**Short exercise:** Narrow the data below down to the lines containing "错误的是".

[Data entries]
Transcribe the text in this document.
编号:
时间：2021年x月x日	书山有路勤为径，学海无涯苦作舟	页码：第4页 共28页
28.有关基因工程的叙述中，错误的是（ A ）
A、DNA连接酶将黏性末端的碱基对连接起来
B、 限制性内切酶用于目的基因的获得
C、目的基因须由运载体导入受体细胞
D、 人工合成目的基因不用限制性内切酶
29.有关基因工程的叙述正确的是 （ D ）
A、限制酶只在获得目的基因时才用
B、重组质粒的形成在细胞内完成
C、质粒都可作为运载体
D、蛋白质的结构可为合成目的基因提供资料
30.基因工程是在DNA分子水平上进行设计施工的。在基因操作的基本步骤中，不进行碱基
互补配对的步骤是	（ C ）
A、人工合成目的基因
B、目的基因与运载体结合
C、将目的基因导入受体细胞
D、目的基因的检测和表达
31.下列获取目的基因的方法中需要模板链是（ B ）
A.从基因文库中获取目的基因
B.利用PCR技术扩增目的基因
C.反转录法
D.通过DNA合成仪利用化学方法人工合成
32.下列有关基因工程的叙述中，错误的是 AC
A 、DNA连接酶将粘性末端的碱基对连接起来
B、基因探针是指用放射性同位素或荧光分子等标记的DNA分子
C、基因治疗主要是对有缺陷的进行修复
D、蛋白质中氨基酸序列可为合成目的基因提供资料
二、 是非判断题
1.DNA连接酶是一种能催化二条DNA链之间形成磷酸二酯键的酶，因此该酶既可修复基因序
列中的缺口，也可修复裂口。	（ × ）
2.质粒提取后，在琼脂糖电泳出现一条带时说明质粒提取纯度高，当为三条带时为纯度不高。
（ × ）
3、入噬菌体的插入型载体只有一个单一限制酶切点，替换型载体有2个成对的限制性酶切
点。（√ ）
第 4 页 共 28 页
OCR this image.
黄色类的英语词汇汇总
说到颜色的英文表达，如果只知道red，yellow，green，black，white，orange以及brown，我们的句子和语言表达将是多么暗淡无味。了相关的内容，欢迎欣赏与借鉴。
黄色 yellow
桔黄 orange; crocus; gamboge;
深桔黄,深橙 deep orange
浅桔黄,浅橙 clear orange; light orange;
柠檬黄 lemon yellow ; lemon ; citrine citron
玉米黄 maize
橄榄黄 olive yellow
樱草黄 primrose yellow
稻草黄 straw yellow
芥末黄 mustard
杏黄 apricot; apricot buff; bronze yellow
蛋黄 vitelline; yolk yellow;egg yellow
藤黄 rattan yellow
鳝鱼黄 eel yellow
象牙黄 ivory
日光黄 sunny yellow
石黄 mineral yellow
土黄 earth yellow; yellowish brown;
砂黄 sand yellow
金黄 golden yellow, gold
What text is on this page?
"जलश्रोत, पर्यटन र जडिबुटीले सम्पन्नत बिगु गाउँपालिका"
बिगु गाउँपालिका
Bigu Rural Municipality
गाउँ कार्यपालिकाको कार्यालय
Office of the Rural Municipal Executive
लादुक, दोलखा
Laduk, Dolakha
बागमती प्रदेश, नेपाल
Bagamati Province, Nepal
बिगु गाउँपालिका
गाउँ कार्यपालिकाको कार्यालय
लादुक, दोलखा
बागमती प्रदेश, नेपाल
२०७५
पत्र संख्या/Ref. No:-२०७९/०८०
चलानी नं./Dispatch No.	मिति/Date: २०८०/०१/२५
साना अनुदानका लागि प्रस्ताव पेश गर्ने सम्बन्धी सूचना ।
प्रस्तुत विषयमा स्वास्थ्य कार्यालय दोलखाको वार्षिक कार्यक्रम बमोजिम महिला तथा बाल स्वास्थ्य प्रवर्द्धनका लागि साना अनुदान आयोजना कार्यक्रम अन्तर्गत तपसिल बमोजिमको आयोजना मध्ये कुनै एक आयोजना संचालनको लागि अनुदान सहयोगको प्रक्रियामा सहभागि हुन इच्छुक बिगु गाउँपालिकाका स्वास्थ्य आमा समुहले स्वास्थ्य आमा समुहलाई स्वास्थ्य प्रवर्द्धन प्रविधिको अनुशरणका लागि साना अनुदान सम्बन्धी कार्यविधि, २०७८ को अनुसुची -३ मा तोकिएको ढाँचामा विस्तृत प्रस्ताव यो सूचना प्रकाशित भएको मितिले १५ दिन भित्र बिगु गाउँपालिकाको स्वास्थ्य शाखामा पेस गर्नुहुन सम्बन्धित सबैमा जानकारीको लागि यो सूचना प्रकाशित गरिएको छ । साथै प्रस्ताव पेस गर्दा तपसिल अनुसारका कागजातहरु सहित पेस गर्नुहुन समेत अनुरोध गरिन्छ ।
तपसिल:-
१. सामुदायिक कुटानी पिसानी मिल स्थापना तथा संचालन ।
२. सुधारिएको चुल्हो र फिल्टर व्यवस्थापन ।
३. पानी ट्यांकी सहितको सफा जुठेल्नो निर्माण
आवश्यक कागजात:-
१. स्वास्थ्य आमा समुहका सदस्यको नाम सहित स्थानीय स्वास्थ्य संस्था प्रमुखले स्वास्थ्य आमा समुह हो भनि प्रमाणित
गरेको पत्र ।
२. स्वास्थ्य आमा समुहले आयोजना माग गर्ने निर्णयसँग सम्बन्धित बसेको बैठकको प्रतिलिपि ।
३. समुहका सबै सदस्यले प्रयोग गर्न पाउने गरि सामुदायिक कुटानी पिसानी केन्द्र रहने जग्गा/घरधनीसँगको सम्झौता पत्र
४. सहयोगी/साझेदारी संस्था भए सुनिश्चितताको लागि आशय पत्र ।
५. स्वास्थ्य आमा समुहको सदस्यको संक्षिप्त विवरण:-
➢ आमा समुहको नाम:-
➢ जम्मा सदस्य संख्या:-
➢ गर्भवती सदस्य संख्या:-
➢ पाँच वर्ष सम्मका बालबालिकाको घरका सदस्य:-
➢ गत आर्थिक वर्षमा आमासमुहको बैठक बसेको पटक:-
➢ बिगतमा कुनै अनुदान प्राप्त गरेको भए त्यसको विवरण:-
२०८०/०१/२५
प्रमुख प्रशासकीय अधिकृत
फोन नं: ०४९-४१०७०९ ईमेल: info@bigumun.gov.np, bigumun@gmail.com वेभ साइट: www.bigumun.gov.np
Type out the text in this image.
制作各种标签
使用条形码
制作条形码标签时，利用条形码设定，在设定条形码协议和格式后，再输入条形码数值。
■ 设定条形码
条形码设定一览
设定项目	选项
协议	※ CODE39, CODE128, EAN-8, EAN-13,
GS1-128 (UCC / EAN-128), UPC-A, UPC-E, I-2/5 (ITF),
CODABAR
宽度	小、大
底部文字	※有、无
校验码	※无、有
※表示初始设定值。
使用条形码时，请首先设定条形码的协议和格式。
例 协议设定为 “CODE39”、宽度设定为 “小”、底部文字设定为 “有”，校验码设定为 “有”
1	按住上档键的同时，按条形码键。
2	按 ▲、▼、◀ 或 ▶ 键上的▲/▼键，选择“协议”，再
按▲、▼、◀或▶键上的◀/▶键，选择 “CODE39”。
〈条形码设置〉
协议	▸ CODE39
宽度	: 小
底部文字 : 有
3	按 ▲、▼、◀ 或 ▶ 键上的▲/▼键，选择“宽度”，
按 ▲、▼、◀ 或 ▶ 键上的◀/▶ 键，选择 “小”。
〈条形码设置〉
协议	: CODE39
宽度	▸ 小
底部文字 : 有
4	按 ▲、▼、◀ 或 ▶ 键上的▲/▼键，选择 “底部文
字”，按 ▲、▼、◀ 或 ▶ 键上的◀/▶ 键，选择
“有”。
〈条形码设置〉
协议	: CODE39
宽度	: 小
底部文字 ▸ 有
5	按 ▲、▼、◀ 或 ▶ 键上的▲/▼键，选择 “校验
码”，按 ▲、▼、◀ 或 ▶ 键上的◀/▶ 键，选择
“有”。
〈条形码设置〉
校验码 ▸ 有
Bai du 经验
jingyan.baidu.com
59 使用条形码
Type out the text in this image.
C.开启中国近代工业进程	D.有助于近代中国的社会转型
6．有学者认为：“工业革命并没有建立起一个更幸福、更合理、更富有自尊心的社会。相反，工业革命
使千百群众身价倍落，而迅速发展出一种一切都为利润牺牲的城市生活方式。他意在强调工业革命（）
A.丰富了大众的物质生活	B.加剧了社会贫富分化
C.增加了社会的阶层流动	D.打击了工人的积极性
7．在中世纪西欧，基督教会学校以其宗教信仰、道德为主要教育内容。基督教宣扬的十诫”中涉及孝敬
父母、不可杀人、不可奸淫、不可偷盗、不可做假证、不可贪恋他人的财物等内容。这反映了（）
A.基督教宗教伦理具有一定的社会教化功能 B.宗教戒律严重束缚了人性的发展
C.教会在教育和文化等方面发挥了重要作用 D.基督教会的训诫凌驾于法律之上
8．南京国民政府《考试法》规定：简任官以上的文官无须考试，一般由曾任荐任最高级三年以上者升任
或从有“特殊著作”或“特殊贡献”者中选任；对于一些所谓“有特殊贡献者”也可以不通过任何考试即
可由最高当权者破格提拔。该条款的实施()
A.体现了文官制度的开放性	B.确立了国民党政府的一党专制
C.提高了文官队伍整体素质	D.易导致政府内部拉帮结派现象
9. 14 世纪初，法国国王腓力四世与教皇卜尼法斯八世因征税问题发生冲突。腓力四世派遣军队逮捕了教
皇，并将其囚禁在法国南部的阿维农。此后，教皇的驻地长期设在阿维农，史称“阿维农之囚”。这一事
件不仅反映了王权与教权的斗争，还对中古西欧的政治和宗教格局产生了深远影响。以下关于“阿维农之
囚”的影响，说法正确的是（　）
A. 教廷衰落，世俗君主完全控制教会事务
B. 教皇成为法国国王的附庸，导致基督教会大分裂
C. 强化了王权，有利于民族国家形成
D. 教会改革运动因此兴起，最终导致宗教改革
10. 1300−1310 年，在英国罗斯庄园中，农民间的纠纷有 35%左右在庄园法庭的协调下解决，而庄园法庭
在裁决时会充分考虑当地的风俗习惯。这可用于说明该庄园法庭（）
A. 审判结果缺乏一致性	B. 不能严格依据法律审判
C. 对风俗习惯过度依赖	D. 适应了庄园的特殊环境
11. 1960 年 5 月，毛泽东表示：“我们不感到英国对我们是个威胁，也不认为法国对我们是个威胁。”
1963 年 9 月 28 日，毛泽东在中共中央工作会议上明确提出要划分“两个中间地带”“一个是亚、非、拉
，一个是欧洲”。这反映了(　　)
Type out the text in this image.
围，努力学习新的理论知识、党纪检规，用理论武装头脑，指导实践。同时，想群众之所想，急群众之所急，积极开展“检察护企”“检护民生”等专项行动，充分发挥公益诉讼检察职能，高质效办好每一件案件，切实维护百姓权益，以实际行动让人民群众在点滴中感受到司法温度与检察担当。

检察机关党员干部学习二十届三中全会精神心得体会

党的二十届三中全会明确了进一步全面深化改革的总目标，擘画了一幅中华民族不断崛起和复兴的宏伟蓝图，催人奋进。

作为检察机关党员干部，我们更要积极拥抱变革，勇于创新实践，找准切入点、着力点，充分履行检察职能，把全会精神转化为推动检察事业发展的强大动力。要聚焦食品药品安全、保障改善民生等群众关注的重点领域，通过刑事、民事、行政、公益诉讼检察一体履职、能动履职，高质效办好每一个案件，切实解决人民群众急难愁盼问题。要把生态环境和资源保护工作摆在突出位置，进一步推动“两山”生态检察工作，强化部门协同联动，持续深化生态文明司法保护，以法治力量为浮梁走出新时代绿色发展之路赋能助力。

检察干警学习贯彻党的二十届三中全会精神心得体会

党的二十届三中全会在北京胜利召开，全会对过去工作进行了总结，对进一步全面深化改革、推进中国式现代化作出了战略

**Reply:**
28.有关基因工程的叙述中，错误的是（ A ）
32.下列有关基因工程的叙述中，错误的是 AC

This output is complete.